Dataset start
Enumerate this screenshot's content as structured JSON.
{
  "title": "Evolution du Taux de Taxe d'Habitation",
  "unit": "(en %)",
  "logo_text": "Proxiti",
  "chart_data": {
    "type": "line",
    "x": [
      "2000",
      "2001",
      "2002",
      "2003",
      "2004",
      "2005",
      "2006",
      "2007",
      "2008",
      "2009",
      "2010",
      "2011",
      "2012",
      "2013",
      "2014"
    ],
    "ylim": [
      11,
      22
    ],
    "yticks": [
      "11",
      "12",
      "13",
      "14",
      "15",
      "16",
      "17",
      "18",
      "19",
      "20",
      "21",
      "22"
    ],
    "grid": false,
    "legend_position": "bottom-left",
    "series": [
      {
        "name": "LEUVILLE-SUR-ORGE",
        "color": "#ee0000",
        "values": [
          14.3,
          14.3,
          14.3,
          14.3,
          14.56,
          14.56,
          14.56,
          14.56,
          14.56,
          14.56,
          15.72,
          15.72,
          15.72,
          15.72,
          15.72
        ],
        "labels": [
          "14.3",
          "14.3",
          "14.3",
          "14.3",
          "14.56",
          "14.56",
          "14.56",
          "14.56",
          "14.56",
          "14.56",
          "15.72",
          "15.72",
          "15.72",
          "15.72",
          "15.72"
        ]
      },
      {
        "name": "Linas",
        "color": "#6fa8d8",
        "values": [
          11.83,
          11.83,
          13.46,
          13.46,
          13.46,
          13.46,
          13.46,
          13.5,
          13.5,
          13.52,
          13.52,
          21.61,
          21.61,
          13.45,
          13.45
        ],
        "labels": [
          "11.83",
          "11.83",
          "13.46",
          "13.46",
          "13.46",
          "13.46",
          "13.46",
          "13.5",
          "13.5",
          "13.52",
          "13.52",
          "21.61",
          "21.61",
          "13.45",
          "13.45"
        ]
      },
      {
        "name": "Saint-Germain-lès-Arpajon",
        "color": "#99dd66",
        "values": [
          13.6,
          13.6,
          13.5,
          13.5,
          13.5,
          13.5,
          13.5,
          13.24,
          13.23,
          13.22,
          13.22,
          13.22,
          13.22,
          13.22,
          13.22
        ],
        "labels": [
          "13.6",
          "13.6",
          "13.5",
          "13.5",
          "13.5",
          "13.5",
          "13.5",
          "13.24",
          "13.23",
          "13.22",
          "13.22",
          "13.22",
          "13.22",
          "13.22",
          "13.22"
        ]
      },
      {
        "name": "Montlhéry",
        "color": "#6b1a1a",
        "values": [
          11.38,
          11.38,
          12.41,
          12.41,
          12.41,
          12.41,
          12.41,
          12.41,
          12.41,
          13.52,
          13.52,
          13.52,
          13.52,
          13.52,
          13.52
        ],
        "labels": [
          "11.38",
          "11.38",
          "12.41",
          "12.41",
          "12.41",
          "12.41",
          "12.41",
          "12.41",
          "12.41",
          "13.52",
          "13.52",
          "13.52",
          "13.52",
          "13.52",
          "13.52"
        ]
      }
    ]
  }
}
Dataset end
» **Exercise task**: Pull every line containing "name" from the material above.

» **Response below**:
        "name": "LEUVILLE-SUR-ORGE",
        "name": "Linas",
        "name": "Saint-Germain-lès-Arpajon",
        "name": "Montlhéry",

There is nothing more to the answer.